DESCRIPTION OF THE TASK
Find the string "JSON" in the records. Copy every line it appears in.

(Records)
++++++++

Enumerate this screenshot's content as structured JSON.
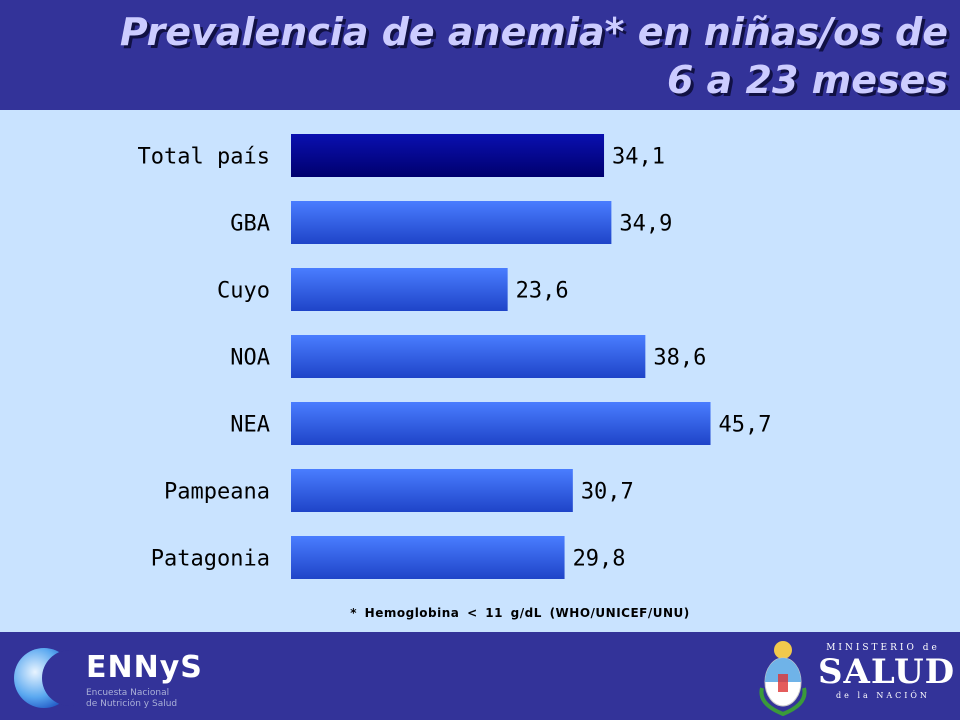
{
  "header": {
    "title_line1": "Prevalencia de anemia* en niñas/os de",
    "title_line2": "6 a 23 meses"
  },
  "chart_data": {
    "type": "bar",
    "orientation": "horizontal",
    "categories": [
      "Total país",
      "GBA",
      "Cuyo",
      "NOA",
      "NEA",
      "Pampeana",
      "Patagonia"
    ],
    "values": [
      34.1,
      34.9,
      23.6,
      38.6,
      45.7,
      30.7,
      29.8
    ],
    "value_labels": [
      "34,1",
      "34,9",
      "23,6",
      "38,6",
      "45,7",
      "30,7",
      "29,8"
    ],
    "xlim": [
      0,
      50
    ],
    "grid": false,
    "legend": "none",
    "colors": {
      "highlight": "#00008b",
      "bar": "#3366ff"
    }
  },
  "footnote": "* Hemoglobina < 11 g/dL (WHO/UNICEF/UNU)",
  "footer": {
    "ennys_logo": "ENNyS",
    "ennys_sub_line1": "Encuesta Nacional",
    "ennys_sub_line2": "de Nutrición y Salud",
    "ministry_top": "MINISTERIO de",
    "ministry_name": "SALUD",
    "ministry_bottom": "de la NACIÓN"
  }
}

++++++++

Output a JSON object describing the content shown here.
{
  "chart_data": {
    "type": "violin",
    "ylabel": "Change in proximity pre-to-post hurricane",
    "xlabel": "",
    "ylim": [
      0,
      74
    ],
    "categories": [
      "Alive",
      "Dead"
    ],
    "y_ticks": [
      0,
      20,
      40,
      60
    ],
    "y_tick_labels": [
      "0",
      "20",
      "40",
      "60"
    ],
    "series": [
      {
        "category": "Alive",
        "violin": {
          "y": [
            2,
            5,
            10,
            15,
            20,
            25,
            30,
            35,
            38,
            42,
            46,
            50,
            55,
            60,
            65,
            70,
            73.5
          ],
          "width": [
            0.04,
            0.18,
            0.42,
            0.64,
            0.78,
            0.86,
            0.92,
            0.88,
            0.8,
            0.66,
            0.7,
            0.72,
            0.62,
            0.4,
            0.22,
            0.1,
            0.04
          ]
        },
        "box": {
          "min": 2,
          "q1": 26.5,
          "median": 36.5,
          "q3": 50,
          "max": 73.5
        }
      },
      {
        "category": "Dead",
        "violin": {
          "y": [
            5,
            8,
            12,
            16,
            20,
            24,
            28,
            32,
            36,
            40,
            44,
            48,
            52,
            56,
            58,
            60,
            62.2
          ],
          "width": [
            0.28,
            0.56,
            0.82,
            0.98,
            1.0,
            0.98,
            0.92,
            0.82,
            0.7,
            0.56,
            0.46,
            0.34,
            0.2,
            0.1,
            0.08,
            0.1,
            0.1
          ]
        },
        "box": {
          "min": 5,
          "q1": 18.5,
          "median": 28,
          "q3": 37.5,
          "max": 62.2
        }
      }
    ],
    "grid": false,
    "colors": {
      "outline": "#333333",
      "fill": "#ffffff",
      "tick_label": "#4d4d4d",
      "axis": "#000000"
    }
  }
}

++++++++

ANSWER TO THE PROBLEM
Enumerate this screenshot's content as structured JSON.
Output a JSON object describing the content shown here.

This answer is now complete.